Exercise goal: Each line of the material below that holds the word "Generative" needs to be copied.

◆ ◆ ◆ ◆ ◆

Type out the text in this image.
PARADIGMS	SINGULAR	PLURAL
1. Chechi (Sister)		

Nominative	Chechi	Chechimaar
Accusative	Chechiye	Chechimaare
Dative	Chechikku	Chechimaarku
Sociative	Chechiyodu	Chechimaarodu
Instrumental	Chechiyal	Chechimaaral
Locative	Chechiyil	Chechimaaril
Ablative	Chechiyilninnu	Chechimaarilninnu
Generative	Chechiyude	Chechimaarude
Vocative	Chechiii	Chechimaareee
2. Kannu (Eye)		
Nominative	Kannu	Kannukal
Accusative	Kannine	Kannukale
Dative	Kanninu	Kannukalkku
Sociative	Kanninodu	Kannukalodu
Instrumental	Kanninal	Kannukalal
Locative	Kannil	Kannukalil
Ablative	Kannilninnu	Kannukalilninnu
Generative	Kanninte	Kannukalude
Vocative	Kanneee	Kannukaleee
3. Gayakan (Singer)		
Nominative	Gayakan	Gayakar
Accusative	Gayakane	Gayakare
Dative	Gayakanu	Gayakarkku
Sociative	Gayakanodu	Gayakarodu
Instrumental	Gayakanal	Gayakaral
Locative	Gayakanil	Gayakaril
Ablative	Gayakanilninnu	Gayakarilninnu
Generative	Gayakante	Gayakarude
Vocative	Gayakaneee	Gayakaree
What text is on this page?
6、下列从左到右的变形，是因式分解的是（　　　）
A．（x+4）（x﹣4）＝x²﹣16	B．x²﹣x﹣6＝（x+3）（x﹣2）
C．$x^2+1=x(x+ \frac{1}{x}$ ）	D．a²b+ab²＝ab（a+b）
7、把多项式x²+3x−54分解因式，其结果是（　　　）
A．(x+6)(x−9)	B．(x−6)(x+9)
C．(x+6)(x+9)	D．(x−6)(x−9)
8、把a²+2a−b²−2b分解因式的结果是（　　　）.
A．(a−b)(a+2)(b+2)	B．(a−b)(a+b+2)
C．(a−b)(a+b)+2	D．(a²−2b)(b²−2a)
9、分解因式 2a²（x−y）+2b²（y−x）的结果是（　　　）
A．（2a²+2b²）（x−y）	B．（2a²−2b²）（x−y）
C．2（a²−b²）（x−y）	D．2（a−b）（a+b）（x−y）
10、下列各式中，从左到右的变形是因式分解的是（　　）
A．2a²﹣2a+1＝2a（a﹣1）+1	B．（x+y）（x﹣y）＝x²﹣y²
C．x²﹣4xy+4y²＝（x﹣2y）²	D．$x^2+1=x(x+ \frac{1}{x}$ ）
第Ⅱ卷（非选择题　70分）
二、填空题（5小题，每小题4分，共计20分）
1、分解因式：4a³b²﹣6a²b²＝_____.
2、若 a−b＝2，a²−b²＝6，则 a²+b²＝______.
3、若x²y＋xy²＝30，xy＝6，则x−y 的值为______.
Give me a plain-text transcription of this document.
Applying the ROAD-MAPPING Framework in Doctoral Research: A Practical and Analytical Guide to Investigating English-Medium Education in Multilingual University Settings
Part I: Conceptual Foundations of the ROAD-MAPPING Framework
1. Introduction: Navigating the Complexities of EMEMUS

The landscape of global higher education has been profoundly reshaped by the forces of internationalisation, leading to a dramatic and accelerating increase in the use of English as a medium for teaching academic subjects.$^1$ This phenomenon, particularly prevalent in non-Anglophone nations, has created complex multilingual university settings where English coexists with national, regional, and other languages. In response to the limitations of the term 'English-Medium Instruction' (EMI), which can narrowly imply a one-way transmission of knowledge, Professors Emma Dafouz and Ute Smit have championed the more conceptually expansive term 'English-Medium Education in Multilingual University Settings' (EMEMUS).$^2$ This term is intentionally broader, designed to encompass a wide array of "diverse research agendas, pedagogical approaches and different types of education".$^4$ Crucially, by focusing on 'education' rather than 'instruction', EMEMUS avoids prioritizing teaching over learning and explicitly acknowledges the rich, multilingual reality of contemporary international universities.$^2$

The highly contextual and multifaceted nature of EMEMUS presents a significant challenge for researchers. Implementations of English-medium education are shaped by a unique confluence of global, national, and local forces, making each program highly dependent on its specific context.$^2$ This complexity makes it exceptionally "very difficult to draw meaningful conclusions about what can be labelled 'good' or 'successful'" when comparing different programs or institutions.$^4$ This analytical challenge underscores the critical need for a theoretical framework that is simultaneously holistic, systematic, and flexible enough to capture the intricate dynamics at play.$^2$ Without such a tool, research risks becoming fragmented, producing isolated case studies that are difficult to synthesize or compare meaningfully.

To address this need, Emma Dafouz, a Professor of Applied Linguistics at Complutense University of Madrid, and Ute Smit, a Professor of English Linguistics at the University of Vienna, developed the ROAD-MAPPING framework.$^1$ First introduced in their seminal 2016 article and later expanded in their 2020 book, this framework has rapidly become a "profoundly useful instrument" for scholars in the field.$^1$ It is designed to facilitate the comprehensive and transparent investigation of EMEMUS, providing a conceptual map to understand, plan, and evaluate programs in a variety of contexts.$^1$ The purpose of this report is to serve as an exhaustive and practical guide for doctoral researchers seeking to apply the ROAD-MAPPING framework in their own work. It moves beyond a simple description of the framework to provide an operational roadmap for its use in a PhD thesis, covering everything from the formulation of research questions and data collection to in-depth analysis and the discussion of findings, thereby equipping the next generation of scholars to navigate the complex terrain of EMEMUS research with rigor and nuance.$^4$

◆ ◆ ◆ ◆ ◆

Written reply:
Generative	Chechiyude	Chechimaarude
Generative	Kanninte	Kannukalude
Generative	Gayakante	Gayakarude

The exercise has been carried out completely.